WHAT THIS TASK INVOLVES: Records follow. Select each line holding "mysquare".

++++++++++++++++++++

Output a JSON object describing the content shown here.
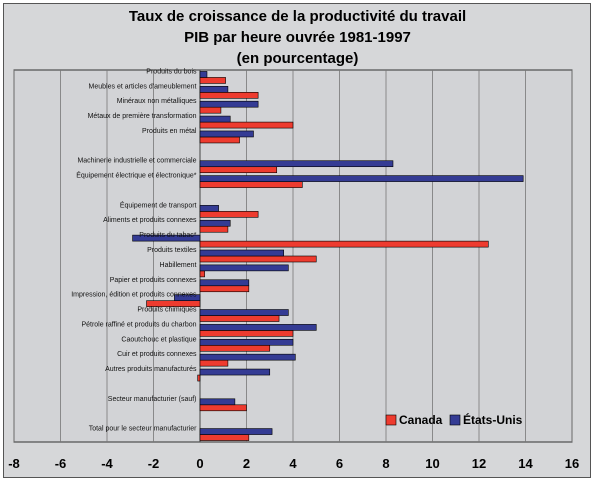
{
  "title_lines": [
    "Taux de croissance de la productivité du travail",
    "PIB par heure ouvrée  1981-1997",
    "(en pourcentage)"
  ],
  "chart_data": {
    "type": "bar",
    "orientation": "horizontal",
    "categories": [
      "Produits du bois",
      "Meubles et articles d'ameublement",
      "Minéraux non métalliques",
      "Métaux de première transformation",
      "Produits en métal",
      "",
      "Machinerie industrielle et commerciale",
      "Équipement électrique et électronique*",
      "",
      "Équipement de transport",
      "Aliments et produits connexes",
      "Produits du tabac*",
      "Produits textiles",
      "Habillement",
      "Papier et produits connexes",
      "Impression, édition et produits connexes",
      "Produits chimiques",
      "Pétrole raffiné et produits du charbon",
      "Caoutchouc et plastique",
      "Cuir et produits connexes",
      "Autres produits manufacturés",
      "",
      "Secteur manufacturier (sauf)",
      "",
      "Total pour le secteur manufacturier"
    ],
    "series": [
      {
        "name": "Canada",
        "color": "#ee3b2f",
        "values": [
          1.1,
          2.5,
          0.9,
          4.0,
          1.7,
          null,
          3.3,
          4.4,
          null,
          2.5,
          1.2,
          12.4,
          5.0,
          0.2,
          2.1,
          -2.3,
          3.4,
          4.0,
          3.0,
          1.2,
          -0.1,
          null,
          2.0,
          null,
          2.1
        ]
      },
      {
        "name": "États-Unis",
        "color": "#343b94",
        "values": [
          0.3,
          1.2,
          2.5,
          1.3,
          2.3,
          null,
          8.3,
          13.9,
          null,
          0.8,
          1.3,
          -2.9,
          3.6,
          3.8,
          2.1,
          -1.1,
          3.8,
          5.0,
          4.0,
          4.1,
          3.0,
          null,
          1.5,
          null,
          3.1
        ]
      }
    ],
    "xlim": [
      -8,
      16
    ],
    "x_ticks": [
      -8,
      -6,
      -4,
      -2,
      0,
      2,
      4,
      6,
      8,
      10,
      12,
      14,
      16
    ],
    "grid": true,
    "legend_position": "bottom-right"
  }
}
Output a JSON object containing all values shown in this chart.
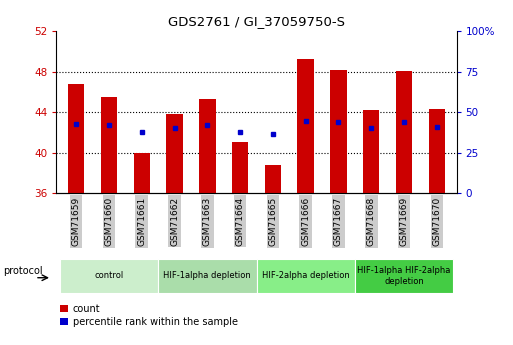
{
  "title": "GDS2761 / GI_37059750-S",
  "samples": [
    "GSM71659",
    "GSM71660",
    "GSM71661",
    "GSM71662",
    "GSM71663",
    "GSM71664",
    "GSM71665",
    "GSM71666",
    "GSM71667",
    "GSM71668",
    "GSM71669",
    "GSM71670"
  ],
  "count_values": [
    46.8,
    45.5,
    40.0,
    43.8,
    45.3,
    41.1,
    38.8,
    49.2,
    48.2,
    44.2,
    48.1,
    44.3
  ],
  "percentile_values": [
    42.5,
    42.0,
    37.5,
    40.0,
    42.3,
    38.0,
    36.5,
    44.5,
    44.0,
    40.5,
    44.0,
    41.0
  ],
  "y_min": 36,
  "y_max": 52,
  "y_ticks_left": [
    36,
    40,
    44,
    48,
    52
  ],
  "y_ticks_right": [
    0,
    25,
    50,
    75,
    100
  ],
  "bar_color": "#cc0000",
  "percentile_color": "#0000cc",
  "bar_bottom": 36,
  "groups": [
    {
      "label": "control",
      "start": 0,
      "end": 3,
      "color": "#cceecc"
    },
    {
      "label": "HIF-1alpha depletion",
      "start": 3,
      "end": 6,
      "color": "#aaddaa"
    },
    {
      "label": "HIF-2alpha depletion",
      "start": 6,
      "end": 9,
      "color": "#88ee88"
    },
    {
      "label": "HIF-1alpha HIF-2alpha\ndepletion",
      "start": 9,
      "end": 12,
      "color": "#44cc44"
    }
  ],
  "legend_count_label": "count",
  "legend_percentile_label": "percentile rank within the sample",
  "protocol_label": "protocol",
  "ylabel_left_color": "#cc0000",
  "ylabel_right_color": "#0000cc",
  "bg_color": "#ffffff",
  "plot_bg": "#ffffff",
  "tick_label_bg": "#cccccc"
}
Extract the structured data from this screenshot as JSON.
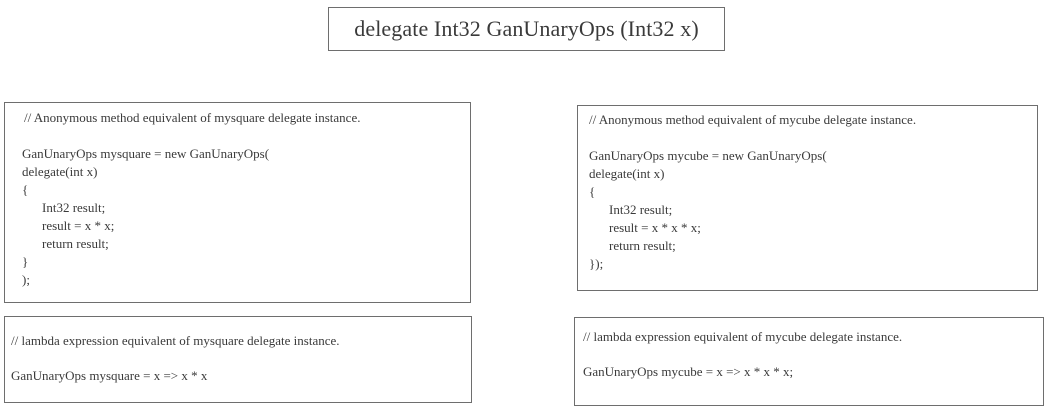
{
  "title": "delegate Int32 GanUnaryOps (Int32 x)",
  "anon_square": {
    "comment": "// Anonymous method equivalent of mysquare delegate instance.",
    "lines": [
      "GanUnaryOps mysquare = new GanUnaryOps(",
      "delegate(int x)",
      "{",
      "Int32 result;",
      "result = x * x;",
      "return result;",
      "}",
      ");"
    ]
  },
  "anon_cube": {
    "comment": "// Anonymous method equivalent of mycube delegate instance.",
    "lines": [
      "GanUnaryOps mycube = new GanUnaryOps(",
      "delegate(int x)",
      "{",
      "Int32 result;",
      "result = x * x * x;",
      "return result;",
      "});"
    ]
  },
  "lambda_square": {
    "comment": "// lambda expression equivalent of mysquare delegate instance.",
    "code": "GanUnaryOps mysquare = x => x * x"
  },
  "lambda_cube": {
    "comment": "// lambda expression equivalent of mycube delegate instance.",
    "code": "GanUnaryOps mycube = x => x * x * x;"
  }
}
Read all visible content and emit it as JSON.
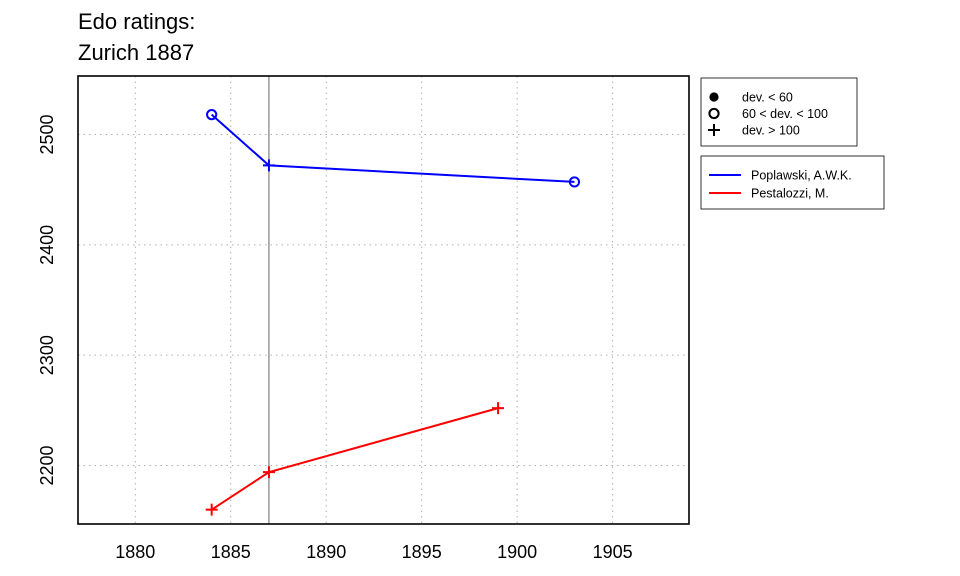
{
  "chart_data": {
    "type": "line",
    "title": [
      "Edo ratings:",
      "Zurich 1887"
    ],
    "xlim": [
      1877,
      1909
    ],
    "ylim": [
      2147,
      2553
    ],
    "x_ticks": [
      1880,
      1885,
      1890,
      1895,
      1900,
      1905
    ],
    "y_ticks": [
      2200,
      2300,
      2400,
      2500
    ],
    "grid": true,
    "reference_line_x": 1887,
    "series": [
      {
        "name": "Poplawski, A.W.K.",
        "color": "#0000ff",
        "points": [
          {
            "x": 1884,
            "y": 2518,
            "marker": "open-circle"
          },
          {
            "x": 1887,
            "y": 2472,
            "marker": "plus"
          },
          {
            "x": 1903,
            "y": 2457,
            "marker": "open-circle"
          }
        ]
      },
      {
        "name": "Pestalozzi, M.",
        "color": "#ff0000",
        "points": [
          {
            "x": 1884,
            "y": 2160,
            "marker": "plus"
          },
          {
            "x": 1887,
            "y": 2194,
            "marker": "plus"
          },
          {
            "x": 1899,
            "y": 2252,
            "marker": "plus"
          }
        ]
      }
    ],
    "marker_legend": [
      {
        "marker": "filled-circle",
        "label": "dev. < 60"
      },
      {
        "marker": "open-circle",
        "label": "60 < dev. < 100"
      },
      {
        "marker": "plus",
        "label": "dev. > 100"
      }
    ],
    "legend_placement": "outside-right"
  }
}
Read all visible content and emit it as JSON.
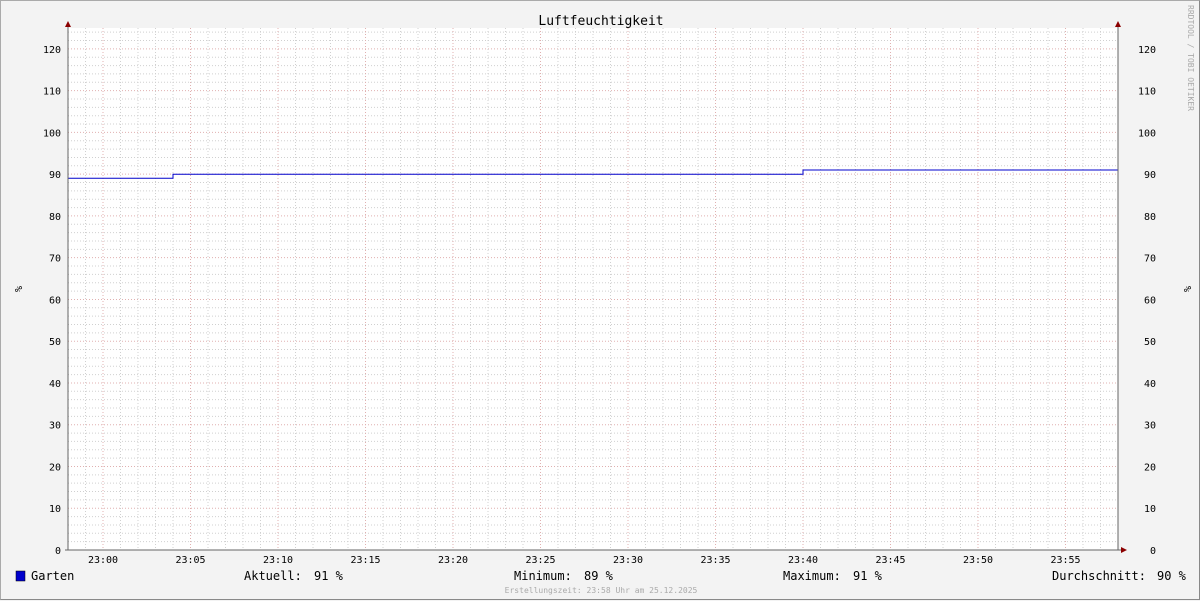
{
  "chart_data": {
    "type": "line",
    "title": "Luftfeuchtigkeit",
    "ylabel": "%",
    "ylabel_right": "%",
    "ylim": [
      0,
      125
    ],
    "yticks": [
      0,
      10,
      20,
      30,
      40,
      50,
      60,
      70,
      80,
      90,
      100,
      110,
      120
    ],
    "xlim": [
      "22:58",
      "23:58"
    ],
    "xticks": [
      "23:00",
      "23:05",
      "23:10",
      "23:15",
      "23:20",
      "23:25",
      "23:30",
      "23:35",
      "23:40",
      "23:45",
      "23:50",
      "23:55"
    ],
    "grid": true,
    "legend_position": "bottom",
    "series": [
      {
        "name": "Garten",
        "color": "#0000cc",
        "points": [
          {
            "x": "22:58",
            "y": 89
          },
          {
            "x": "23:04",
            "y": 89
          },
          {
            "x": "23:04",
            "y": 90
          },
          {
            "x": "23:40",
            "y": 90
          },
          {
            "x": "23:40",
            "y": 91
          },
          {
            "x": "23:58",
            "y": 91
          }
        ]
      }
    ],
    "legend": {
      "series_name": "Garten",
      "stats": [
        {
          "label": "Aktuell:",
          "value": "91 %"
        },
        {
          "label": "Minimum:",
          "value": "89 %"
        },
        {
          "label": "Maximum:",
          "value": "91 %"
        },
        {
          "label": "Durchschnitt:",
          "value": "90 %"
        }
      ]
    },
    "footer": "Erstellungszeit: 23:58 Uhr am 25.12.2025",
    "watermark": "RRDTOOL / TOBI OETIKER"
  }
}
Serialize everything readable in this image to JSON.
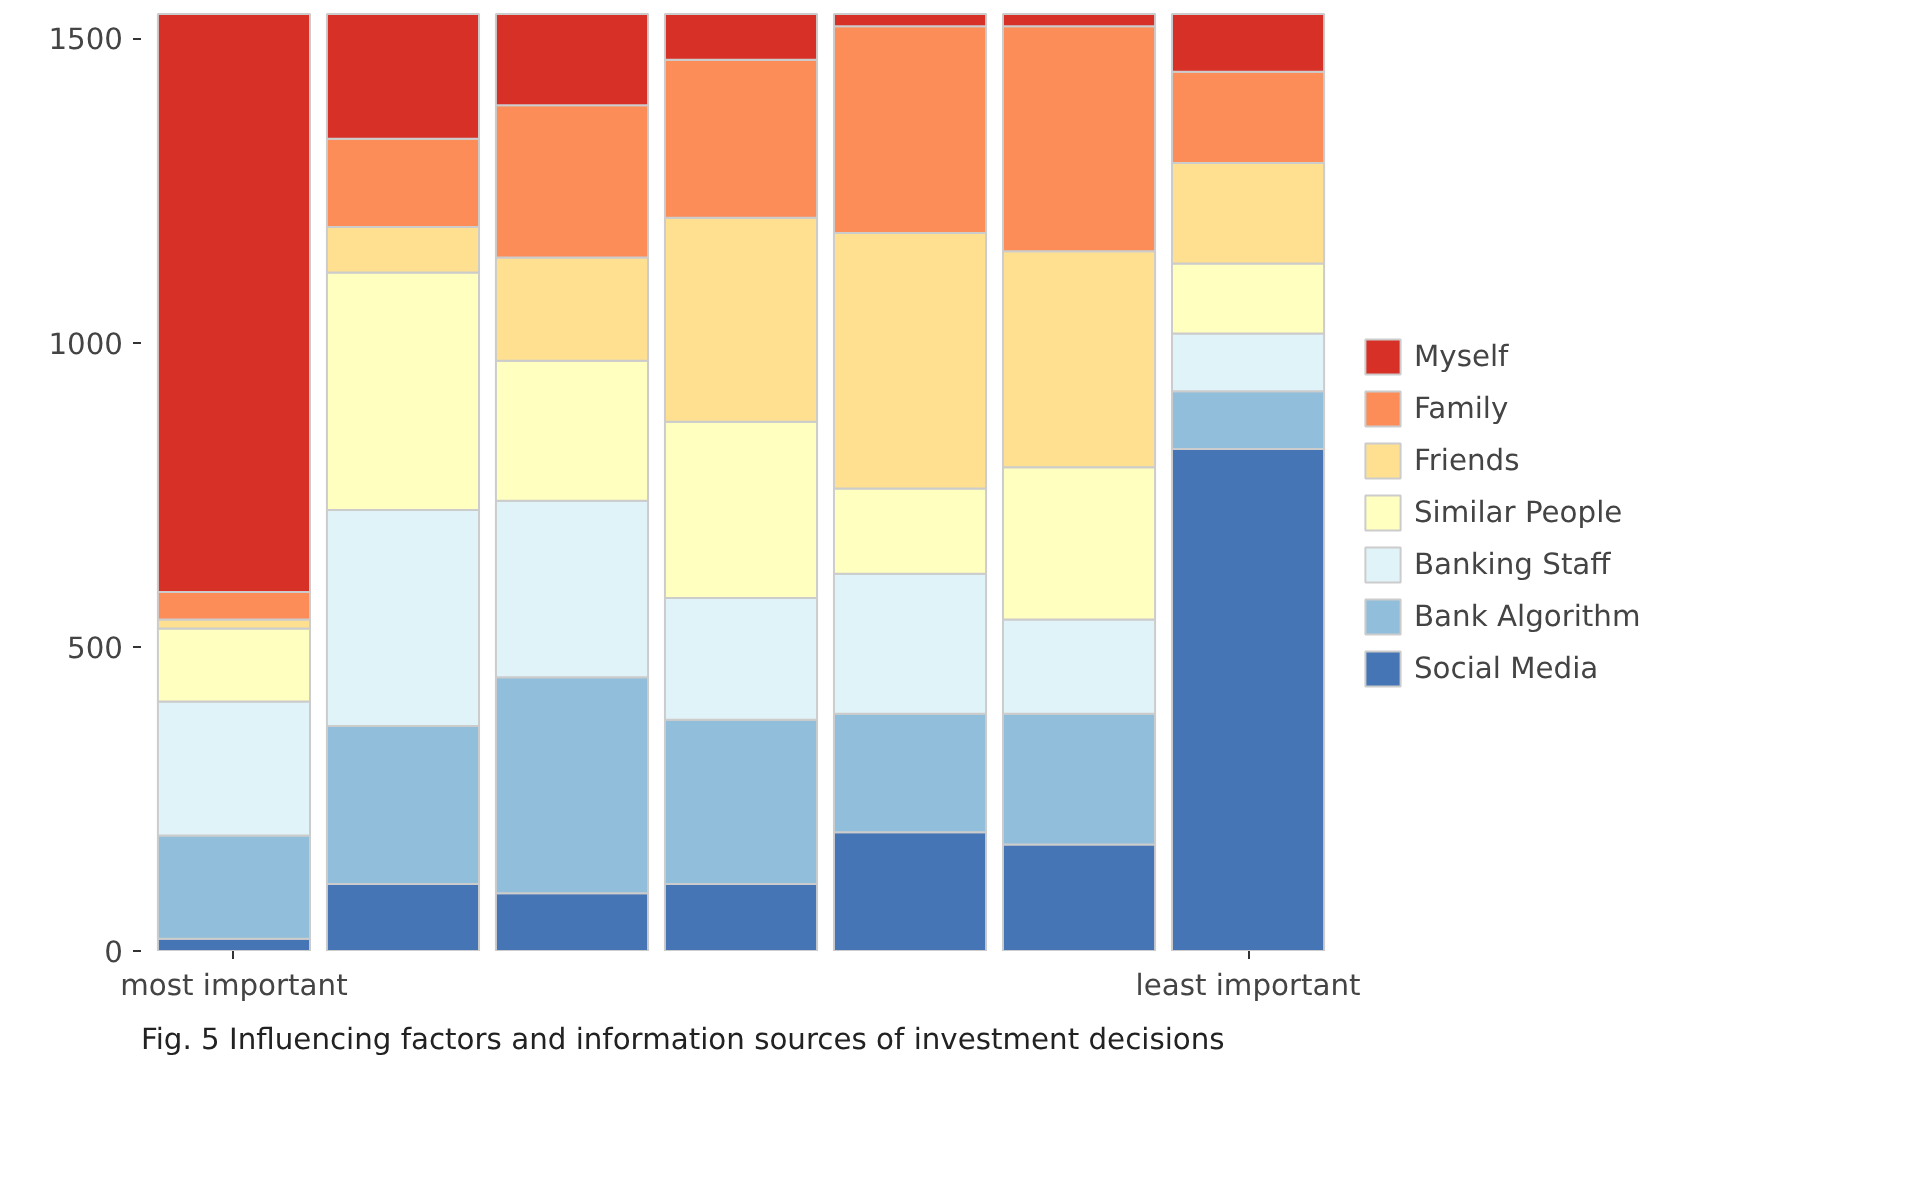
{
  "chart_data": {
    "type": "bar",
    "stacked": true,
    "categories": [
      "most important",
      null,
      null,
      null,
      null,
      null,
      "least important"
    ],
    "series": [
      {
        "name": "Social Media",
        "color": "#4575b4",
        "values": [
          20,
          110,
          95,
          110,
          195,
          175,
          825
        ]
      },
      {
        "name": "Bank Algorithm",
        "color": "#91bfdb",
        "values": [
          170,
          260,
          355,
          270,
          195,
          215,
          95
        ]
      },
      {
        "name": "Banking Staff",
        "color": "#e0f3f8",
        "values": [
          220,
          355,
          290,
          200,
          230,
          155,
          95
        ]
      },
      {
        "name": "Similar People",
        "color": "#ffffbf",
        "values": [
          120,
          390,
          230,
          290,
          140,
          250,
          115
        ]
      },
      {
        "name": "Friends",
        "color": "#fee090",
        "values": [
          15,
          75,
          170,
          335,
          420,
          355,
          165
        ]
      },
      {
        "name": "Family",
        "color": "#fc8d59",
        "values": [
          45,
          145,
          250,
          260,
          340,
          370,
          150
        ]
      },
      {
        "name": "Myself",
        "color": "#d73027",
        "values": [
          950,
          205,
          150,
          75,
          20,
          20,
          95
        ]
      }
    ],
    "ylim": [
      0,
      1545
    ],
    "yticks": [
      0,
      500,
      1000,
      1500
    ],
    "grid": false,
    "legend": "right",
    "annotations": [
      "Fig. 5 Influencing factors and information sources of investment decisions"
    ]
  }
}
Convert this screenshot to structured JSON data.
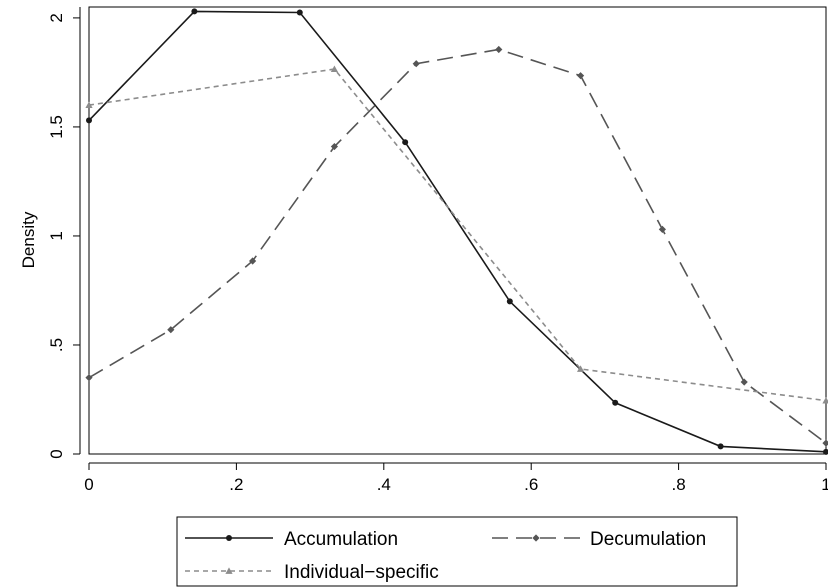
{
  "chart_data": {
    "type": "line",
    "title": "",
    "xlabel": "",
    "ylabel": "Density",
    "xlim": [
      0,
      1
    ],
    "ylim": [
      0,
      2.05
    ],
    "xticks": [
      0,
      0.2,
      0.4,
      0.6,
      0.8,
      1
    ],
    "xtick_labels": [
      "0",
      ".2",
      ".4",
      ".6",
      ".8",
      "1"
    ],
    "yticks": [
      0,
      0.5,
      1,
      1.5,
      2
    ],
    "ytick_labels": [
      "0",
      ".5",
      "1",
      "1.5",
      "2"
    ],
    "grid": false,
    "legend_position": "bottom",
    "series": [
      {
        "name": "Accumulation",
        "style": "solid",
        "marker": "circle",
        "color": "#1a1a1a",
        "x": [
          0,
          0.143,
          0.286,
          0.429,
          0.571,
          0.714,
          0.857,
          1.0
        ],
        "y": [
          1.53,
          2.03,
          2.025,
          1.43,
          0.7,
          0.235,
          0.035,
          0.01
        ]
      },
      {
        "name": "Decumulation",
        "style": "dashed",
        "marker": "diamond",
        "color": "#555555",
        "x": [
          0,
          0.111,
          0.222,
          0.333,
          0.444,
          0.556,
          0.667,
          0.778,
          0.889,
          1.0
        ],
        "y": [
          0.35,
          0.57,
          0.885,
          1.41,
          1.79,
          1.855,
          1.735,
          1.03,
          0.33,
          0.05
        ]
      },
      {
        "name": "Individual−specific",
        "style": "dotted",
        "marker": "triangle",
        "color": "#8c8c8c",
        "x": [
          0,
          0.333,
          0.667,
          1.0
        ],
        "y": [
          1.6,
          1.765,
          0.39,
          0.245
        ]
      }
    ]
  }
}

++++++++++++++++++++

TASK RESULT:
    "comment": "// Anonymous method equivalent of mysquare delegate instance.",
      "GanUnaryOps mysquare = new GanUnaryOps(",
    "comment": "// lambda expression equivalent of mysquare delegate instance.",
    "code": "GanUnaryOps mysquare = x => x * x"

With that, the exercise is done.